DATA ROWS:
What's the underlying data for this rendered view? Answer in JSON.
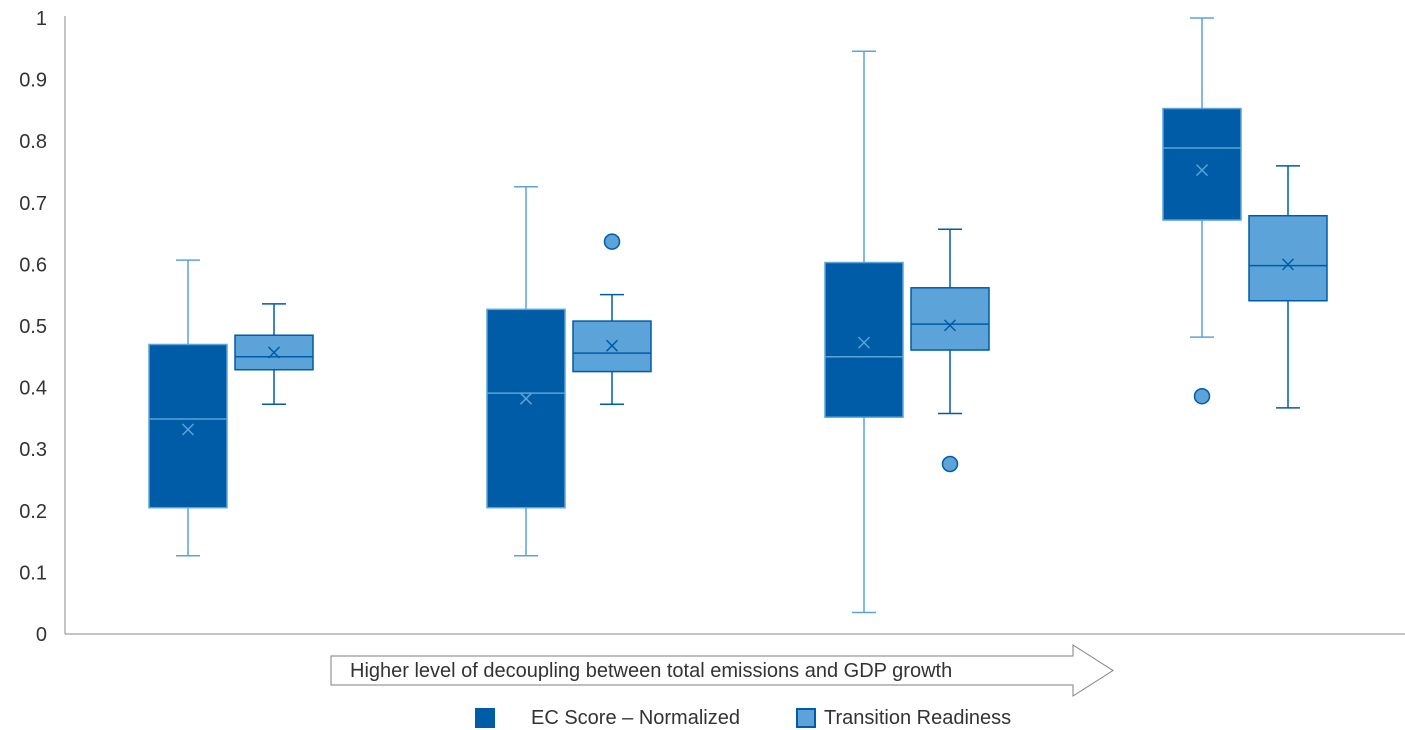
{
  "chart_data": {
    "type": "boxplot",
    "title": "",
    "ylim": [
      0,
      1
    ],
    "y_ticks": [
      "0",
      "0.1",
      "0.2",
      "0.3",
      "0.4",
      "0.5",
      "0.6",
      "0.7",
      "0.8",
      "0.9",
      "1"
    ],
    "x_axis_arrow_label": "Higher level of decoupling between total emissions and GDP growth",
    "grid": false,
    "legend_position": "bottom",
    "series": [
      {
        "name": "EC Score – Normalized",
        "color": "#005ca6",
        "groups": [
          {
            "min": 0.127,
            "q1": 0.205,
            "median": 0.349,
            "q3": 0.47,
            "max": 0.607,
            "mean": 0.332,
            "outliers": []
          },
          {
            "min": 0.127,
            "q1": 0.205,
            "median": 0.391,
            "q3": 0.527,
            "max": 0.726,
            "mean": 0.382,
            "outliers": []
          },
          {
            "min": 0.035,
            "q1": 0.352,
            "median": 0.45,
            "q3": 0.603,
            "max": 0.946,
            "mean": 0.473,
            "outliers": []
          },
          {
            "min": 0.482,
            "q1": 0.672,
            "median": 0.789,
            "q3": 0.853,
            "max": 1.0,
            "mean": 0.753,
            "outliers": [
              0.386
            ]
          }
        ]
      },
      {
        "name": "Transition Readiness",
        "color": "#5ba3d9",
        "groups": [
          {
            "min": 0.373,
            "q1": 0.429,
            "median": 0.45,
            "q3": 0.485,
            "max": 0.536,
            "mean": 0.457,
            "outliers": []
          },
          {
            "min": 0.373,
            "q1": 0.426,
            "median": 0.456,
            "q3": 0.508,
            "max": 0.551,
            "mean": 0.468,
            "outliers": [
              0.637
            ]
          },
          {
            "min": 0.358,
            "q1": 0.461,
            "median": 0.503,
            "q3": 0.562,
            "max": 0.657,
            "mean": 0.501,
            "outliers": [
              0.276
            ]
          },
          {
            "min": 0.367,
            "q1": 0.541,
            "median": 0.598,
            "q3": 0.679,
            "max": 0.76,
            "mean": 0.6,
            "outliers": []
          }
        ]
      }
    ]
  }
}
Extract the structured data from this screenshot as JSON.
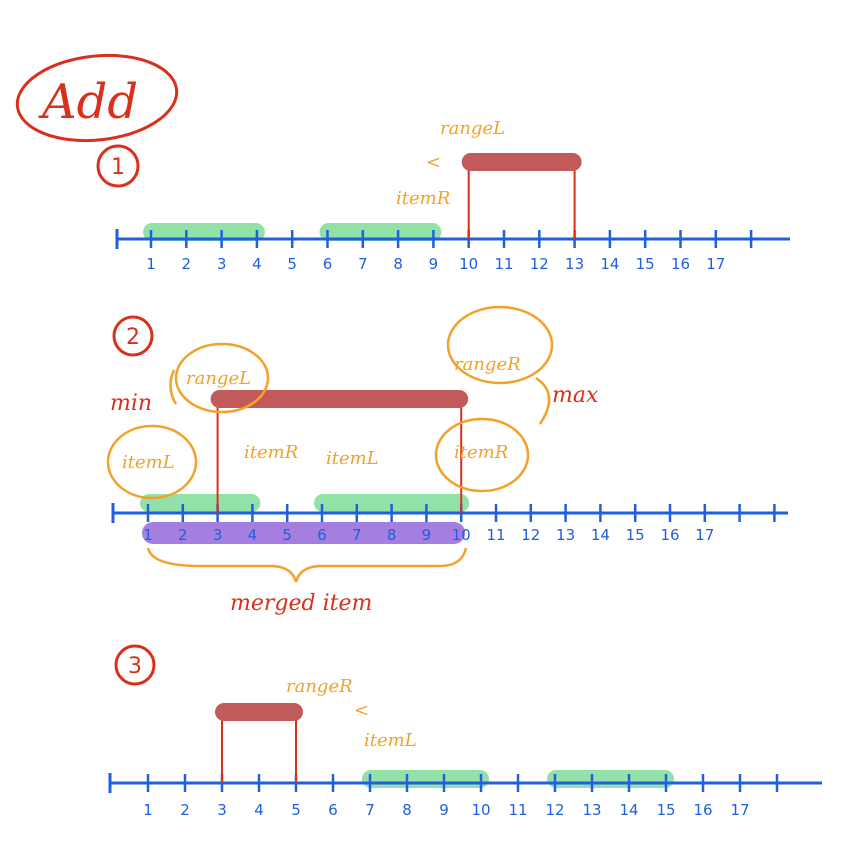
{
  "title": "Add",
  "colors": {
    "axis": "#1f5fe0",
    "item": "#7fdc9a",
    "range": "#c25a5a",
    "merged": "#a47fe0",
    "annotation": "#f2a22b",
    "marker": "#d9301c"
  },
  "steps": [
    {
      "label": "1",
      "tick_labels": [
        "1",
        "2",
        "3",
        "4",
        "5",
        "6",
        "7",
        "8",
        "9",
        "10",
        "11",
        "12",
        "13",
        "14",
        "15",
        "16",
        "17"
      ],
      "items": [
        [
          1,
          4
        ],
        [
          6,
          9
        ]
      ],
      "range": [
        10,
        13
      ],
      "annotations": {
        "a": "rangeL",
        "b": "<",
        "c": "itemR"
      }
    },
    {
      "label": "2",
      "tick_labels": [
        "1",
        "2",
        "3",
        "4",
        "5",
        "6",
        "7",
        "8",
        "9",
        "10",
        "11",
        "12",
        "13",
        "14",
        "15",
        "16",
        "17"
      ],
      "items": [
        [
          1,
          4
        ],
        [
          6,
          10
        ]
      ],
      "range": [
        3,
        10
      ],
      "merged": [
        1,
        10
      ],
      "annotations": {
        "min": "min",
        "rangeL": "rangeL",
        "rangeR": "rangeR",
        "max": "max",
        "itemL1": "itemL",
        "itemR1": "itemR",
        "itemL2": "itemL",
        "itemR2": "itemR",
        "merged_label": "merged item"
      }
    },
    {
      "label": "3",
      "tick_labels": [
        "1",
        "2",
        "3",
        "4",
        "5",
        "6",
        "7",
        "8",
        "9",
        "10",
        "11",
        "12",
        "13",
        "14",
        "15",
        "16",
        "17"
      ],
      "items": [
        [
          7,
          10
        ],
        [
          12,
          15
        ]
      ],
      "range": [
        3,
        5
      ],
      "annotations": {
        "a": "rangeR",
        "b": "<",
        "c": "itemL"
      }
    }
  ]
}
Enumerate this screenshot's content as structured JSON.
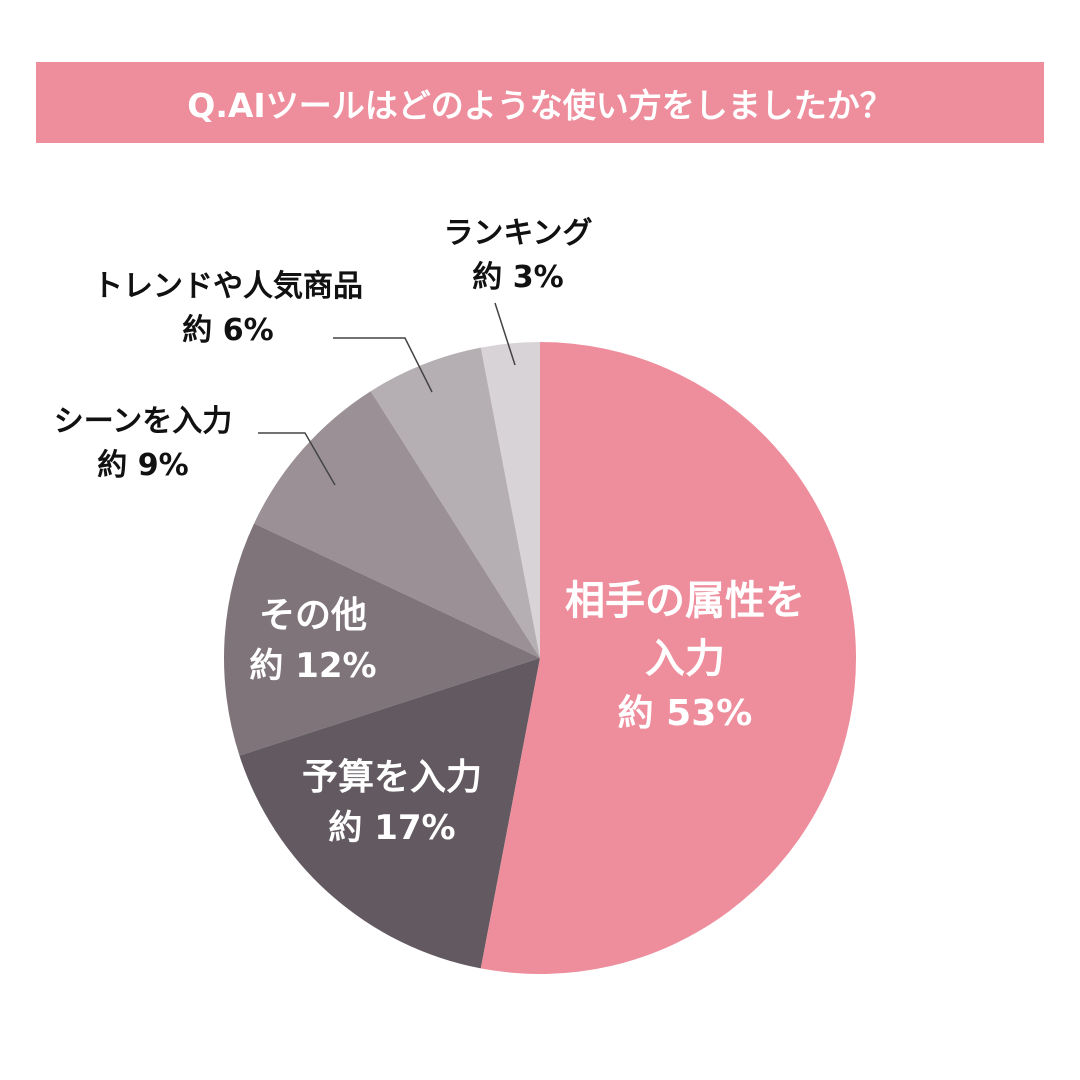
{
  "chart_data": {
    "type": "pie",
    "title": "Q.AIツールはどのような使い方をしましたか？",
    "categories": [
      "相手の属性を入力",
      "予算を入力",
      "その他",
      "シーンを入力",
      "トレンドや人気商品",
      "ランキング"
    ],
    "values": [
      53,
      17,
      12,
      9,
      6,
      3
    ],
    "value_labels": [
      "約 53%",
      "約 17%",
      "約 12%",
      "約 9%",
      "約 6%",
      "約 3%"
    ],
    "colors": [
      "#ee8d9c",
      "#625a60",
      "#7e7479",
      "#9a9095",
      "#b5aeb2",
      "#d8d3d6"
    ]
  }
}
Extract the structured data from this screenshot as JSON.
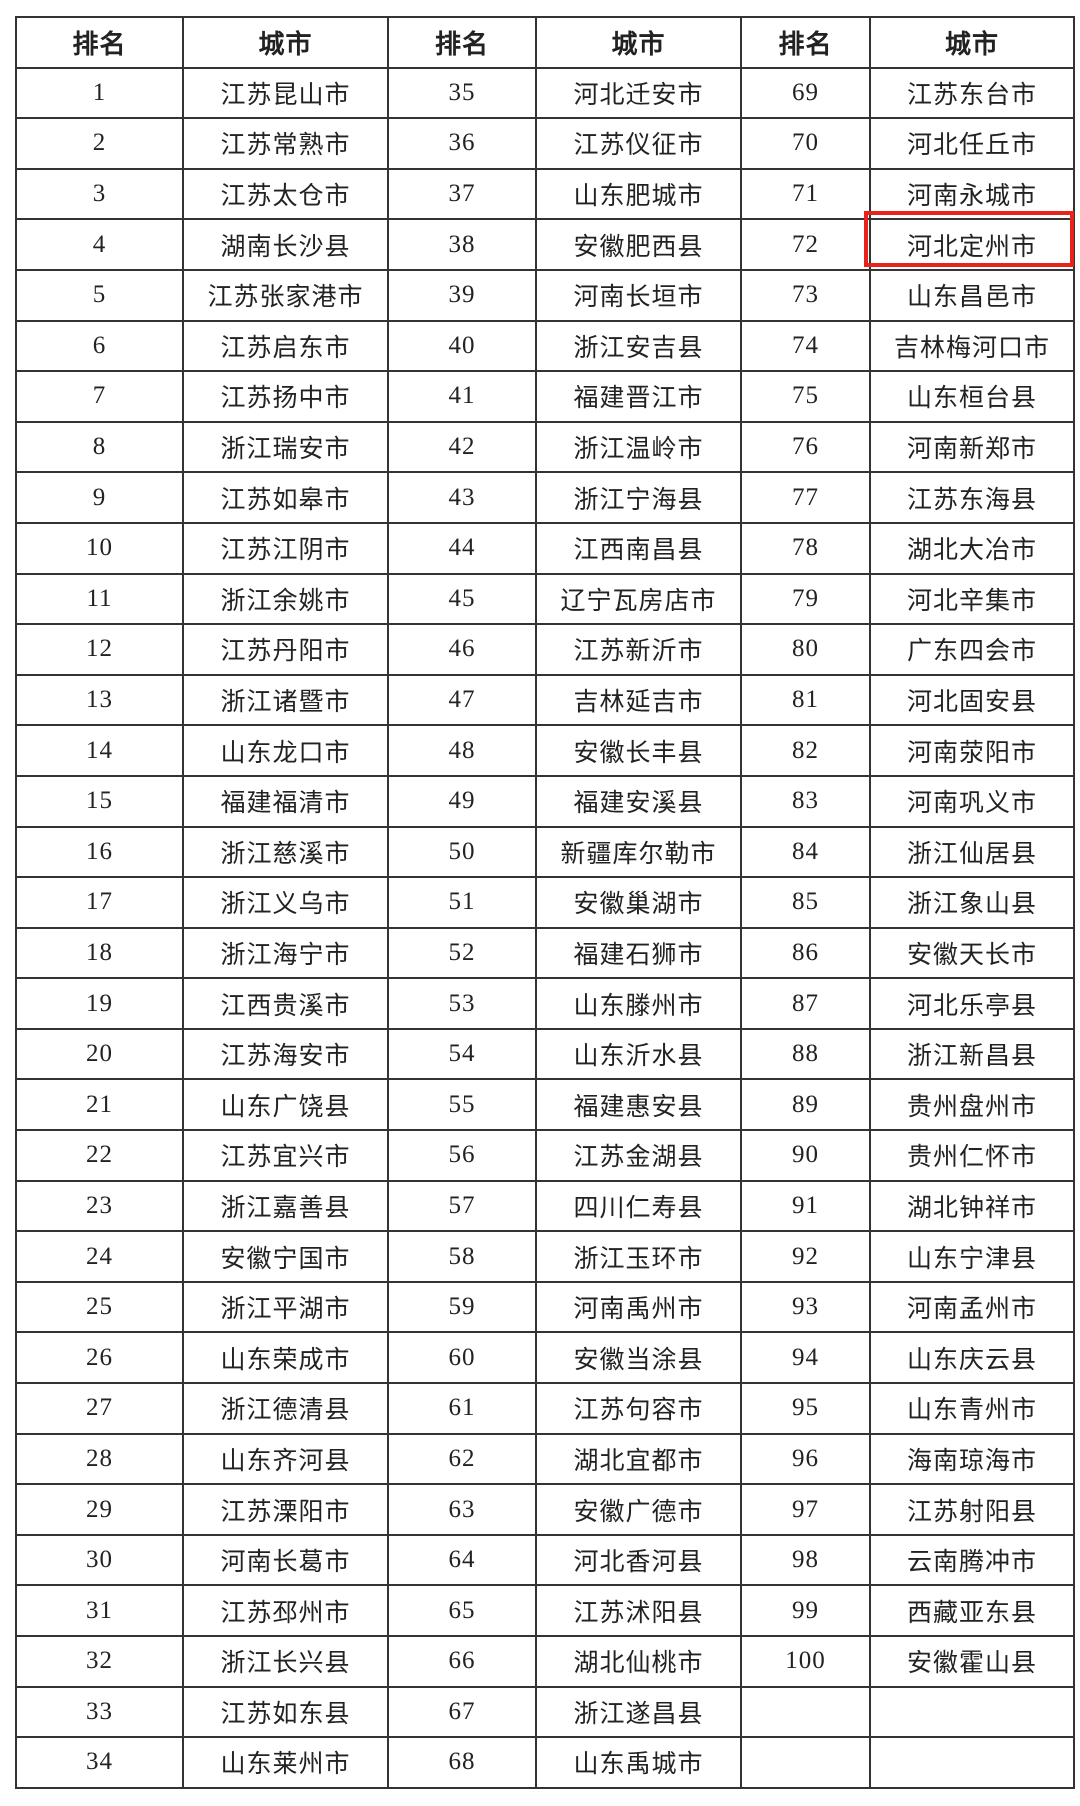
{
  "headers": [
    "排名",
    "城市",
    "排名",
    "城市",
    "排名",
    "城市"
  ],
  "highlight_color": "#e8231c",
  "highlighted": {
    "rank": "72",
    "city": "河北定州市"
  },
  "rows": [
    [
      "1",
      "江苏昆山市",
      "35",
      "河北迁安市",
      "69",
      "江苏东台市"
    ],
    [
      "2",
      "江苏常熟市",
      "36",
      "江苏仪征市",
      "70",
      "河北任丘市"
    ],
    [
      "3",
      "江苏太仓市",
      "37",
      "山东肥城市",
      "71",
      "河南永城市"
    ],
    [
      "4",
      "湖南长沙县",
      "38",
      "安徽肥西县",
      "72",
      "河北定州市"
    ],
    [
      "5",
      "江苏张家港市",
      "39",
      "河南长垣市",
      "73",
      "山东昌邑市"
    ],
    [
      "6",
      "江苏启东市",
      "40",
      "浙江安吉县",
      "74",
      "吉林梅河口市"
    ],
    [
      "7",
      "江苏扬中市",
      "41",
      "福建晋江市",
      "75",
      "山东桓台县"
    ],
    [
      "8",
      "浙江瑞安市",
      "42",
      "浙江温岭市",
      "76",
      "河南新郑市"
    ],
    [
      "9",
      "江苏如皋市",
      "43",
      "浙江宁海县",
      "77",
      "江苏东海县"
    ],
    [
      "10",
      "江苏江阴市",
      "44",
      "江西南昌县",
      "78",
      "湖北大冶市"
    ],
    [
      "11",
      "浙江余姚市",
      "45",
      "辽宁瓦房店市",
      "79",
      "河北辛集市"
    ],
    [
      "12",
      "江苏丹阳市",
      "46",
      "江苏新沂市",
      "80",
      "广东四会市"
    ],
    [
      "13",
      "浙江诸暨市",
      "47",
      "吉林延吉市",
      "81",
      "河北固安县"
    ],
    [
      "14",
      "山东龙口市",
      "48",
      "安徽长丰县",
      "82",
      "河南荥阳市"
    ],
    [
      "15",
      "福建福清市",
      "49",
      "福建安溪县",
      "83",
      "河南巩义市"
    ],
    [
      "16",
      "浙江慈溪市",
      "50",
      "新疆库尔勒市",
      "84",
      "浙江仙居县"
    ],
    [
      "17",
      "浙江义乌市",
      "51",
      "安徽巢湖市",
      "85",
      "浙江象山县"
    ],
    [
      "18",
      "浙江海宁市",
      "52",
      "福建石狮市",
      "86",
      "安徽天长市"
    ],
    [
      "19",
      "江西贵溪市",
      "53",
      "山东滕州市",
      "87",
      "河北乐亭县"
    ],
    [
      "20",
      "江苏海安市",
      "54",
      "山东沂水县",
      "88",
      "浙江新昌县"
    ],
    [
      "21",
      "山东广饶县",
      "55",
      "福建惠安县",
      "89",
      "贵州盘州市"
    ],
    [
      "22",
      "江苏宜兴市",
      "56",
      "江苏金湖县",
      "90",
      "贵州仁怀市"
    ],
    [
      "23",
      "浙江嘉善县",
      "57",
      "四川仁寿县",
      "91",
      "湖北钟祥市"
    ],
    [
      "24",
      "安徽宁国市",
      "58",
      "浙江玉环市",
      "92",
      "山东宁津县"
    ],
    [
      "25",
      "浙江平湖市",
      "59",
      "河南禹州市",
      "93",
      "河南孟州市"
    ],
    [
      "26",
      "山东荣成市",
      "60",
      "安徽当涂县",
      "94",
      "山东庆云县"
    ],
    [
      "27",
      "浙江德清县",
      "61",
      "江苏句容市",
      "95",
      "山东青州市"
    ],
    [
      "28",
      "山东齐河县",
      "62",
      "湖北宜都市",
      "96",
      "海南琼海市"
    ],
    [
      "29",
      "江苏溧阳市",
      "63",
      "安徽广德市",
      "97",
      "江苏射阳县"
    ],
    [
      "30",
      "河南长葛市",
      "64",
      "河北香河县",
      "98",
      "云南腾冲市"
    ],
    [
      "31",
      "江苏邳州市",
      "65",
      "江苏沭阳县",
      "99",
      "西藏亚东县"
    ],
    [
      "32",
      "浙江长兴县",
      "66",
      "湖北仙桃市",
      "100",
      "安徽霍山县"
    ],
    [
      "33",
      "江苏如东县",
      "67",
      "浙江遂昌县",
      "",
      ""
    ],
    [
      "34",
      "山东莱州市",
      "68",
      "山东禹城市",
      "",
      ""
    ]
  ]
}
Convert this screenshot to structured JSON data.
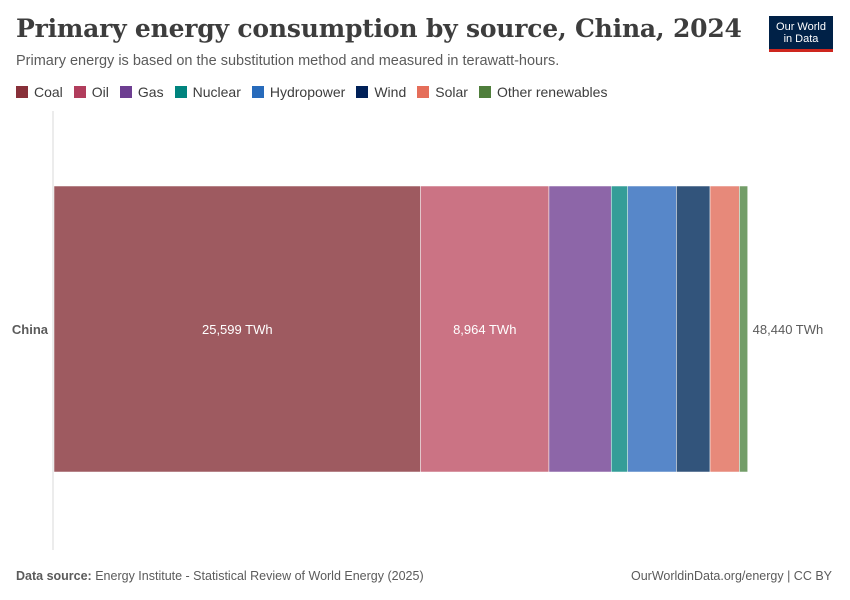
{
  "header": {
    "title": "Primary energy consumption by source, China, 2024",
    "subtitle": "Primary energy is based on the substitution method and measured in terawatt-hours.",
    "logo_line1": "Our World",
    "logo_line2": "in Data"
  },
  "footer": {
    "source_label": "Data source:",
    "source_text": "Energy Institute - Statistical Review of World Energy (2025)",
    "credit": "OurWorldinData.org/energy | CC BY"
  },
  "chart_data": {
    "type": "bar",
    "orientation": "horizontal",
    "stacked": true,
    "categories": [
      "China"
    ],
    "unit": "TWh",
    "total": 48440,
    "total_label": "48,440 TWh",
    "legend_position": "top-left",
    "series": [
      {
        "name": "Coal",
        "color": "#9e5a60",
        "legend_color": "#883039",
        "values": [
          25599
        ],
        "label": "25,599 TWh"
      },
      {
        "name": "Oil",
        "color": "#cb7384",
        "legend_color": "#b13d5c",
        "values": [
          8964
        ],
        "label": "8,964 TWh"
      },
      {
        "name": "Gas",
        "color": "#8d66a8",
        "legend_color": "#6d3e91",
        "values": [
          4350
        ],
        "label": ""
      },
      {
        "name": "Nuclear",
        "color": "#349d98",
        "legend_color": "#00847e",
        "values": [
          1150
        ],
        "label": ""
      },
      {
        "name": "Hydropower",
        "color": "#5787c9",
        "legend_color": "#286bbb",
        "values": [
          3400
        ],
        "label": ""
      },
      {
        "name": "Wind",
        "color": "#32547b",
        "legend_color": "#002158",
        "values": [
          2350
        ],
        "label": ""
      },
      {
        "name": "Solar",
        "color": "#e7897a",
        "legend_color": "#e56e5a",
        "values": [
          2050
        ],
        "label": ""
      },
      {
        "name": "Other renewables",
        "color": "#739d68",
        "legend_color": "#4f7e3c",
        "values": [
          577
        ],
        "label": ""
      }
    ]
  }
}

GIVEN TASK: Look through the entries above and list every line containing "JSON".

REPLY:
What's the underlying data for this rendered view? Answer in JSON.
Extract the structured data from this screenshot as JSON.
Enumerate this screenshot's content as structured JSON.
Extract the structured data from this screenshot as JSON.
Convert this screenshot to structured JSON data.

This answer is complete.